- EXERCISE AIM
Count lines, not occurrences: give the number of lines holding the word "ffffff", and nothing besides.

- INPUT DATA
--------
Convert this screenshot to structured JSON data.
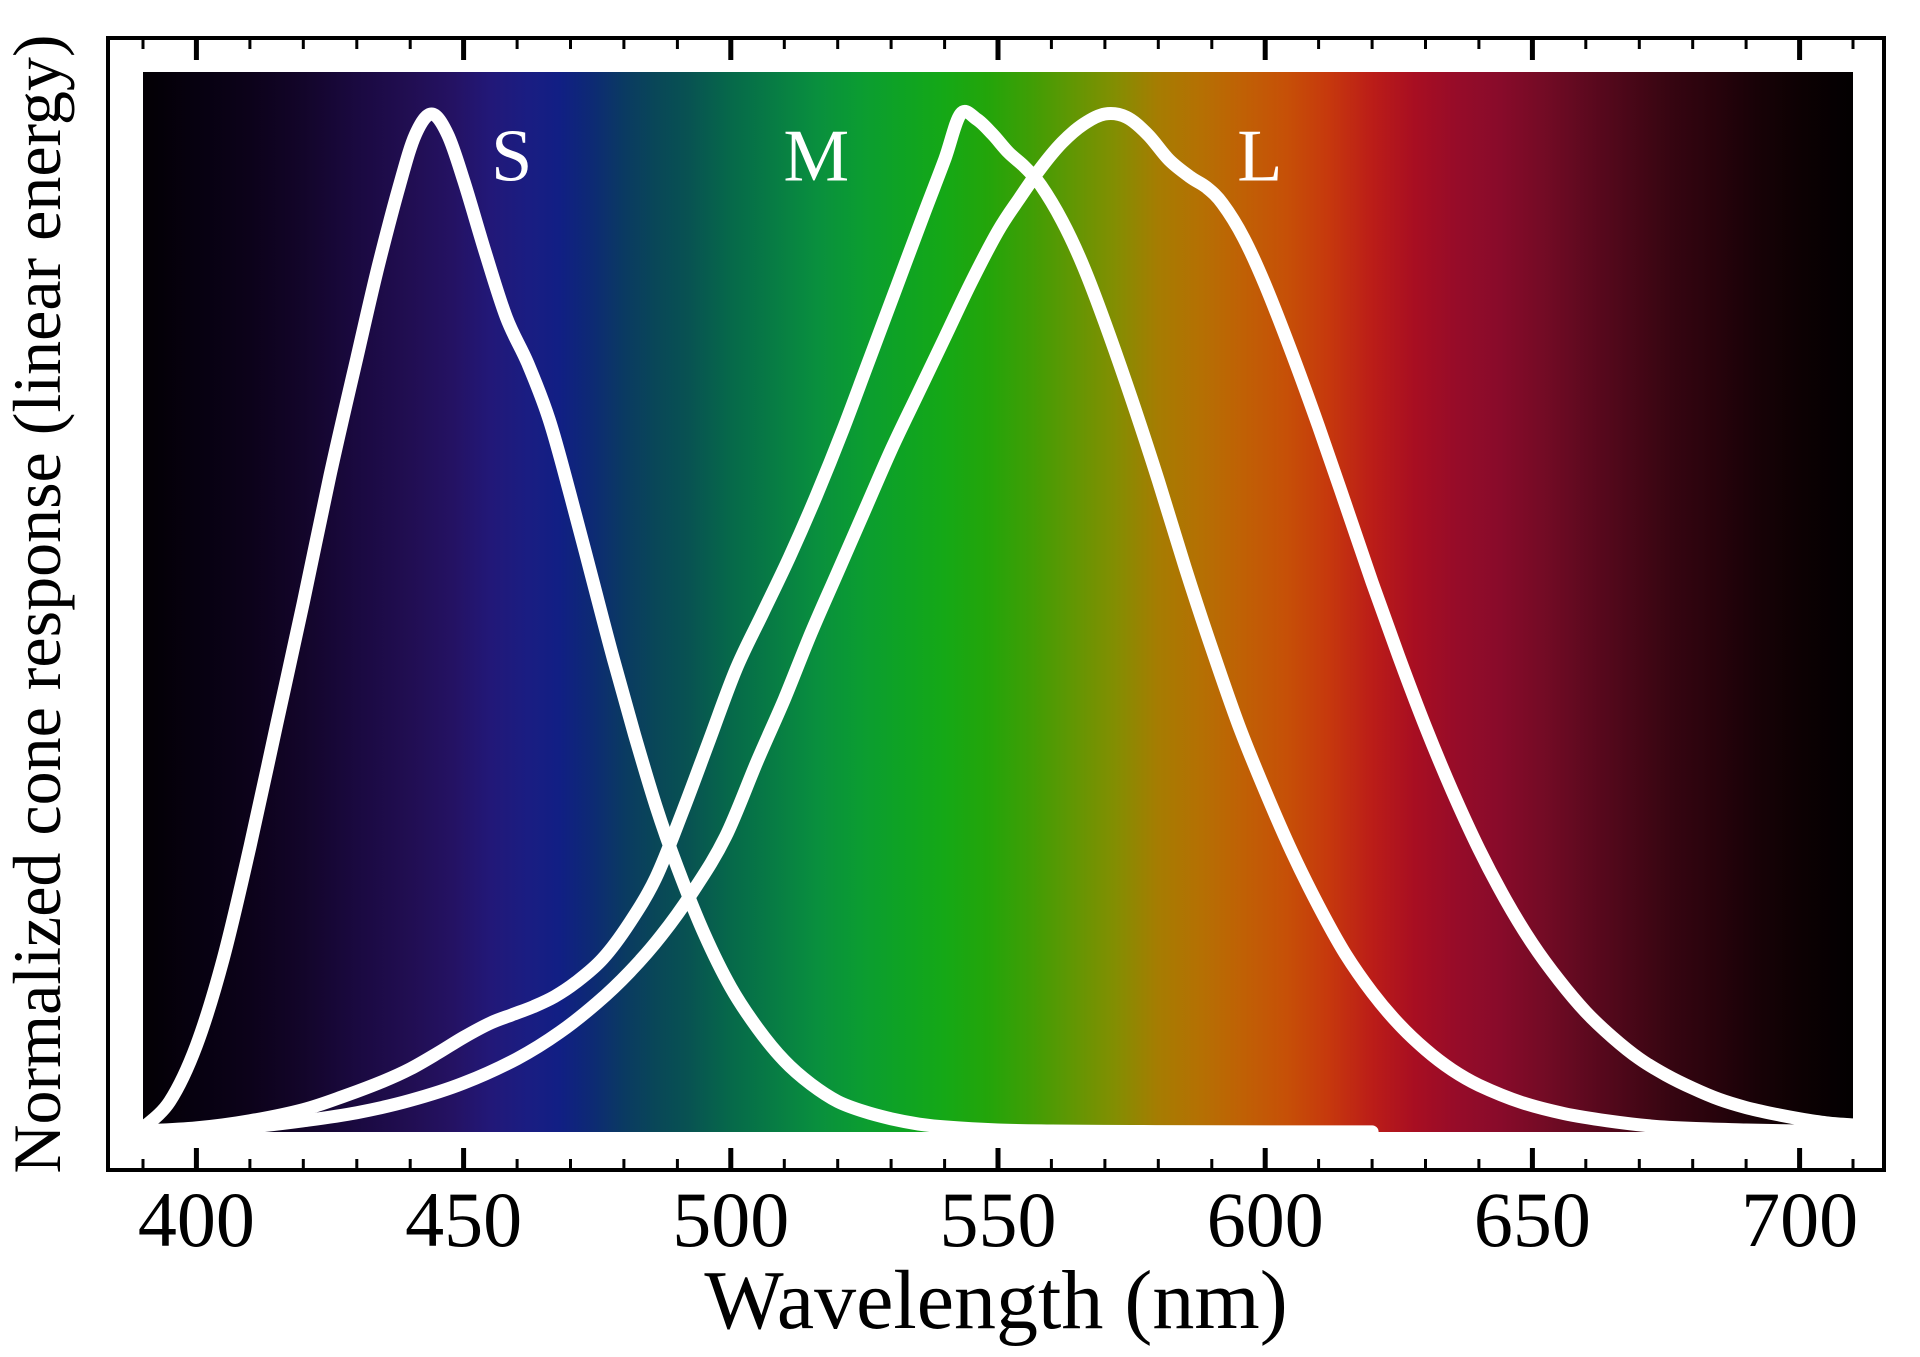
{
  "figure": {
    "background_color": "#ffffff",
    "frame_color": "#000000",
    "curve_color": "#ffffff",
    "text_color": "#000000",
    "curve_label_color": "#ffffff"
  },
  "chart_data": {
    "type": "line",
    "title": "",
    "xlabel": "Wavelength (nm)",
    "ylabel": "Normalized cone response (linear energy)",
    "grid": false,
    "legend_position": "inline-curve-labels",
    "x_axis": {
      "unit": "nm",
      "range": [
        390,
        710
      ],
      "major_ticks": [
        400,
        450,
        500,
        550,
        600,
        650,
        700
      ],
      "minor_tick_step": 10,
      "ticks_on": "top-and-bottom, pointing inward"
    },
    "y_axis": {
      "range": [
        0,
        1.04
      ],
      "ticks": "none"
    },
    "background_description": "visible light spectrum gradient, black at both ends",
    "spectrum_gradient_stops": [
      [
        390,
        "#030004"
      ],
      [
        400,
        "#070110"
      ],
      [
        410,
        "#0c021a"
      ],
      [
        420,
        "#13052a"
      ],
      [
        430,
        "#1a0940"
      ],
      [
        440,
        "#210e52"
      ],
      [
        448,
        "#241263"
      ],
      [
        455,
        "#221878"
      ],
      [
        462,
        "#1a1d82"
      ],
      [
        468,
        "#111f84"
      ],
      [
        474,
        "#0d2a74"
      ],
      [
        480,
        "#0a3a62"
      ],
      [
        486,
        "#094758"
      ],
      [
        492,
        "#085252"
      ],
      [
        500,
        "#06694a"
      ],
      [
        508,
        "#077c44"
      ],
      [
        516,
        "#098f3e"
      ],
      [
        524,
        "#0b9c32"
      ],
      [
        532,
        "#0ea324"
      ],
      [
        540,
        "#15a816"
      ],
      [
        548,
        "#23a50a"
      ],
      [
        556,
        "#3f9e05"
      ],
      [
        564,
        "#619703"
      ],
      [
        572,
        "#838e02"
      ],
      [
        580,
        "#a67c02"
      ],
      [
        588,
        "#b57003"
      ],
      [
        596,
        "#c06005"
      ],
      [
        604,
        "#c65007"
      ],
      [
        612,
        "#c6380d"
      ],
      [
        620,
        "#bb1d18"
      ],
      [
        628,
        "#a80e22"
      ],
      [
        636,
        "#960c29"
      ],
      [
        644,
        "#880b2a"
      ],
      [
        652,
        "#740b25"
      ],
      [
        660,
        "#5e091f"
      ],
      [
        668,
        "#4a0718"
      ],
      [
        676,
        "#360511"
      ],
      [
        684,
        "#28030c"
      ],
      [
        692,
        "#180207"
      ],
      [
        700,
        "#0d0103"
      ],
      [
        710,
        "#020001"
      ]
    ],
    "series": [
      {
        "name": "S",
        "peak_nm": 443,
        "label_at": [
          459,
          0.96
        ],
        "points": [
          [
            390,
            0.004
          ],
          [
            395,
            0.03
          ],
          [
            400,
            0.085
          ],
          [
            405,
            0.17
          ],
          [
            410,
            0.28
          ],
          [
            415,
            0.4
          ],
          [
            420,
            0.52
          ],
          [
            425,
            0.645
          ],
          [
            430,
            0.76
          ],
          [
            434,
            0.85
          ],
          [
            438,
            0.93
          ],
          [
            441,
            0.98
          ],
          [
            444,
            1.0
          ],
          [
            447,
            0.98
          ],
          [
            450,
            0.935
          ],
          [
            454,
            0.865
          ],
          [
            458,
            0.8
          ],
          [
            462,
            0.755
          ],
          [
            466,
            0.7
          ],
          [
            470,
            0.625
          ],
          [
            474,
            0.545
          ],
          [
            478,
            0.465
          ],
          [
            482,
            0.39
          ],
          [
            486,
            0.32
          ],
          [
            490,
            0.26
          ],
          [
            495,
            0.195
          ],
          [
            500,
            0.142
          ],
          [
            505,
            0.102
          ],
          [
            510,
            0.07
          ],
          [
            515,
            0.047
          ],
          [
            520,
            0.03
          ],
          [
            525,
            0.02
          ],
          [
            530,
            0.013
          ],
          [
            535,
            0.008
          ],
          [
            540,
            0.005
          ],
          [
            550,
            0.002
          ],
          [
            560,
            0.001
          ],
          [
            575,
            0.0005
          ],
          [
            590,
            0.0002
          ],
          [
            620,
            0.0001
          ]
        ]
      },
      {
        "name": "M",
        "peak_nm": 543,
        "label_at": [
          516,
          0.96
        ],
        "points": [
          [
            390,
            0.001
          ],
          [
            400,
            0.004
          ],
          [
            410,
            0.011
          ],
          [
            420,
            0.022
          ],
          [
            428,
            0.036
          ],
          [
            435,
            0.05
          ],
          [
            440,
            0.062
          ],
          [
            445,
            0.077
          ],
          [
            450,
            0.093
          ],
          [
            455,
            0.107
          ],
          [
            459,
            0.115
          ],
          [
            463,
            0.123
          ],
          [
            467,
            0.133
          ],
          [
            471,
            0.147
          ],
          [
            476,
            0.17
          ],
          [
            481,
            0.205
          ],
          [
            486,
            0.25
          ],
          [
            491,
            0.315
          ],
          [
            496,
            0.385
          ],
          [
            501,
            0.455
          ],
          [
            506,
            0.51
          ],
          [
            511,
            0.565
          ],
          [
            516,
            0.625
          ],
          [
            521,
            0.69
          ],
          [
            526,
            0.76
          ],
          [
            531,
            0.83
          ],
          [
            536,
            0.9
          ],
          [
            540,
            0.955
          ],
          [
            543,
            1.0
          ],
          [
            546,
            0.995
          ],
          [
            549,
            0.98
          ],
          [
            552,
            0.962
          ],
          [
            555,
            0.948
          ],
          [
            558,
            0.93
          ],
          [
            562,
            0.895
          ],
          [
            566,
            0.85
          ],
          [
            570,
            0.795
          ],
          [
            575,
            0.72
          ],
          [
            580,
            0.64
          ],
          [
            585,
            0.555
          ],
          [
            590,
            0.475
          ],
          [
            595,
            0.4
          ],
          [
            600,
            0.335
          ],
          [
            605,
            0.275
          ],
          [
            610,
            0.222
          ],
          [
            615,
            0.175
          ],
          [
            620,
            0.137
          ],
          [
            625,
            0.106
          ],
          [
            630,
            0.081
          ],
          [
            635,
            0.061
          ],
          [
            640,
            0.046
          ],
          [
            648,
            0.029
          ],
          [
            656,
            0.018
          ],
          [
            664,
            0.011
          ],
          [
            672,
            0.006
          ],
          [
            680,
            0.0035
          ],
          [
            690,
            0.002
          ],
          [
            700,
            0.001
          ],
          [
            710,
            0.0005
          ]
        ]
      },
      {
        "name": "L",
        "peak_nm": 570,
        "label_at": [
          599,
          0.96
        ],
        "points": [
          [
            390,
            0.0008
          ],
          [
            400,
            0.002
          ],
          [
            410,
            0.005
          ],
          [
            420,
            0.011
          ],
          [
            430,
            0.019
          ],
          [
            440,
            0.031
          ],
          [
            450,
            0.048
          ],
          [
            460,
            0.072
          ],
          [
            468,
            0.098
          ],
          [
            475,
            0.127
          ],
          [
            481,
            0.157
          ],
          [
            487,
            0.193
          ],
          [
            493,
            0.237
          ],
          [
            499,
            0.29
          ],
          [
            505,
            0.365
          ],
          [
            510,
            0.425
          ],
          [
            515,
            0.49
          ],
          [
            520,
            0.55
          ],
          [
            525,
            0.61
          ],
          [
            530,
            0.67
          ],
          [
            535,
            0.725
          ],
          [
            540,
            0.78
          ],
          [
            545,
            0.835
          ],
          [
            550,
            0.885
          ],
          [
            554,
            0.917
          ],
          [
            558,
            0.947
          ],
          [
            562,
            0.972
          ],
          [
            566,
            0.99
          ],
          [
            570,
            1.0
          ],
          [
            574,
            0.997
          ],
          [
            578,
            0.98
          ],
          [
            582,
            0.955
          ],
          [
            586,
            0.938
          ],
          [
            589,
            0.928
          ],
          [
            592,
            0.912
          ],
          [
            596,
            0.878
          ],
          [
            600,
            0.832
          ],
          [
            605,
            0.765
          ],
          [
            610,
            0.693
          ],
          [
            615,
            0.617
          ],
          [
            620,
            0.54
          ],
          [
            625,
            0.467
          ],
          [
            630,
            0.398
          ],
          [
            635,
            0.335
          ],
          [
            640,
            0.278
          ],
          [
            645,
            0.228
          ],
          [
            650,
            0.185
          ],
          [
            655,
            0.149
          ],
          [
            660,
            0.118
          ],
          [
            665,
            0.093
          ],
          [
            670,
            0.072
          ],
          [
            675,
            0.056
          ],
          [
            680,
            0.043
          ],
          [
            685,
            0.032
          ],
          [
            690,
            0.024
          ],
          [
            695,
            0.018
          ],
          [
            700,
            0.013
          ],
          [
            705,
            0.009
          ],
          [
            710,
            0.007
          ]
        ]
      }
    ]
  }
}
--------
- WRITTEN RESPONSE
3